Below are some records. Pull every line that contains the word "Report".

— begin —

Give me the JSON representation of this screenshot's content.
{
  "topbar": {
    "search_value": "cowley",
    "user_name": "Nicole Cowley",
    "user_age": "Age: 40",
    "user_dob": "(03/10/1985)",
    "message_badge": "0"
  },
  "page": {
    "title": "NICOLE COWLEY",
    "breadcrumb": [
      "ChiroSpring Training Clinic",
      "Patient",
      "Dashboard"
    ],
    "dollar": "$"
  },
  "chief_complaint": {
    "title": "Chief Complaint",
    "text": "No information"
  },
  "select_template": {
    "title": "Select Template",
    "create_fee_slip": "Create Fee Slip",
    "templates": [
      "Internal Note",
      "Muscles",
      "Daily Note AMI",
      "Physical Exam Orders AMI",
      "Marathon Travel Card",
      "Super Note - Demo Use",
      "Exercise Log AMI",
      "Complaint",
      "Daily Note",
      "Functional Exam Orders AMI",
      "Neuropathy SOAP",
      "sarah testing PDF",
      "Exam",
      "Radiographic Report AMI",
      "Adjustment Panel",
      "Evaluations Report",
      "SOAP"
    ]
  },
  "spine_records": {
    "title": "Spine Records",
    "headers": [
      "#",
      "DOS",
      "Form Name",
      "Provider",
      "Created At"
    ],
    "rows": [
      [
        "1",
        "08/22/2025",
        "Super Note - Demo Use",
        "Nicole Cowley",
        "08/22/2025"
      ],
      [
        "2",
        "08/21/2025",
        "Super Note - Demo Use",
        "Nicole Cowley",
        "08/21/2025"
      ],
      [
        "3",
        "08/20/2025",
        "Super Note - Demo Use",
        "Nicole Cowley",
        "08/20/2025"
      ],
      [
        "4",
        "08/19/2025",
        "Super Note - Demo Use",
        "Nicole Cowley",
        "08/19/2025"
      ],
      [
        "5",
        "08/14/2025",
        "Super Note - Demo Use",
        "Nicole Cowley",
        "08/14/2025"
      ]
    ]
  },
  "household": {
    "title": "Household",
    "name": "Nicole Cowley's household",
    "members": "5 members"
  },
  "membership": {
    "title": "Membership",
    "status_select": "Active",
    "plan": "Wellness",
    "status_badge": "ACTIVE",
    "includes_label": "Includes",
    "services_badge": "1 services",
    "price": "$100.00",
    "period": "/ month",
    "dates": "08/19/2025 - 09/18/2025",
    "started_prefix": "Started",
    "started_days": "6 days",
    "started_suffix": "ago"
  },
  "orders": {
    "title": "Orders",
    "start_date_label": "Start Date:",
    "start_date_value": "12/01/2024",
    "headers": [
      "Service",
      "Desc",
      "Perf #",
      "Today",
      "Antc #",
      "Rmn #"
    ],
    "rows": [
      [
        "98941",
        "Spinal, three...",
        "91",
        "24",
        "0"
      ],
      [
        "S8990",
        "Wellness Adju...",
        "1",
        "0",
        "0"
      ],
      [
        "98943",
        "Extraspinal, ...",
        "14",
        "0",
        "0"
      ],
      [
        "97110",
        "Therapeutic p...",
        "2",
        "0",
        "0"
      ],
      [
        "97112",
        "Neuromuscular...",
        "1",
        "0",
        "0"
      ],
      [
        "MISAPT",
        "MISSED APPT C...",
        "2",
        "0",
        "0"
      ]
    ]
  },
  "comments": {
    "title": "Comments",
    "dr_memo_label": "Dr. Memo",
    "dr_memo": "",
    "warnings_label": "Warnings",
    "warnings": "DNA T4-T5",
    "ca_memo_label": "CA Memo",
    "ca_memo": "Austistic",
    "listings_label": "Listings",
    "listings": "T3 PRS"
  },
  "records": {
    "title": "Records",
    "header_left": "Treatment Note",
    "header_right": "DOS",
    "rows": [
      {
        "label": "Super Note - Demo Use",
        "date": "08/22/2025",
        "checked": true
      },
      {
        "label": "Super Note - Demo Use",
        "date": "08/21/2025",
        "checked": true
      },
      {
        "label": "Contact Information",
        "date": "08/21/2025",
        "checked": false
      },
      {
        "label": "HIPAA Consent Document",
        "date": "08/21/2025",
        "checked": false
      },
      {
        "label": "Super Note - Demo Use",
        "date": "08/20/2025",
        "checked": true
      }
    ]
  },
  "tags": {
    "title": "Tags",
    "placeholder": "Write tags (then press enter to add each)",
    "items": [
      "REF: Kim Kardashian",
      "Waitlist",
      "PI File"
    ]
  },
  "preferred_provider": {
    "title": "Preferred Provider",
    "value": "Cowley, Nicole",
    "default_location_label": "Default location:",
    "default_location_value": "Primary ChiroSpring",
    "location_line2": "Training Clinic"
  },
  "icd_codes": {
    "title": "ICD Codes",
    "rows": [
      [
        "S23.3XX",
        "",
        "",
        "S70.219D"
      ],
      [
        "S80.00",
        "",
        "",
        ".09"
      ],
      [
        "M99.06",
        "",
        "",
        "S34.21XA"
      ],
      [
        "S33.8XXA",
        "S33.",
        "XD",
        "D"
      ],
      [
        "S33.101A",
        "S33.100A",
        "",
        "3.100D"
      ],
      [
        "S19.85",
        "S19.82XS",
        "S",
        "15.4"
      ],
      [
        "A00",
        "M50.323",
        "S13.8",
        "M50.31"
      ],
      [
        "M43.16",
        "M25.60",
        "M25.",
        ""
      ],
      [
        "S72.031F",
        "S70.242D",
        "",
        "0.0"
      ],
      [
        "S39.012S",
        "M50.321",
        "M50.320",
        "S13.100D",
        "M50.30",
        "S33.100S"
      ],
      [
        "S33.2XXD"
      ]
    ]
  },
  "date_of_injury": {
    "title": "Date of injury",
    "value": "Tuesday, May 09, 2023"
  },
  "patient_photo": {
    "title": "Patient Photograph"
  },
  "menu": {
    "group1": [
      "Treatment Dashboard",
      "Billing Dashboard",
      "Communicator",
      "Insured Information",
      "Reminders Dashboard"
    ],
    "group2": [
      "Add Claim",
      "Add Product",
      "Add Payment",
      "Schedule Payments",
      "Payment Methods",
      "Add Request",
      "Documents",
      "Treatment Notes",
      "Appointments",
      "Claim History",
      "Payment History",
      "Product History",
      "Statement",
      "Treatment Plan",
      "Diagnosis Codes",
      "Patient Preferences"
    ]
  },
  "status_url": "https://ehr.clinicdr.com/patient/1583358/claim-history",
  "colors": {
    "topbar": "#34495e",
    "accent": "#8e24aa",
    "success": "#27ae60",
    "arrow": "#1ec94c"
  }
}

— end —

> [The reply]
      "Radiographic Report AMI",
      "Evaluations Report",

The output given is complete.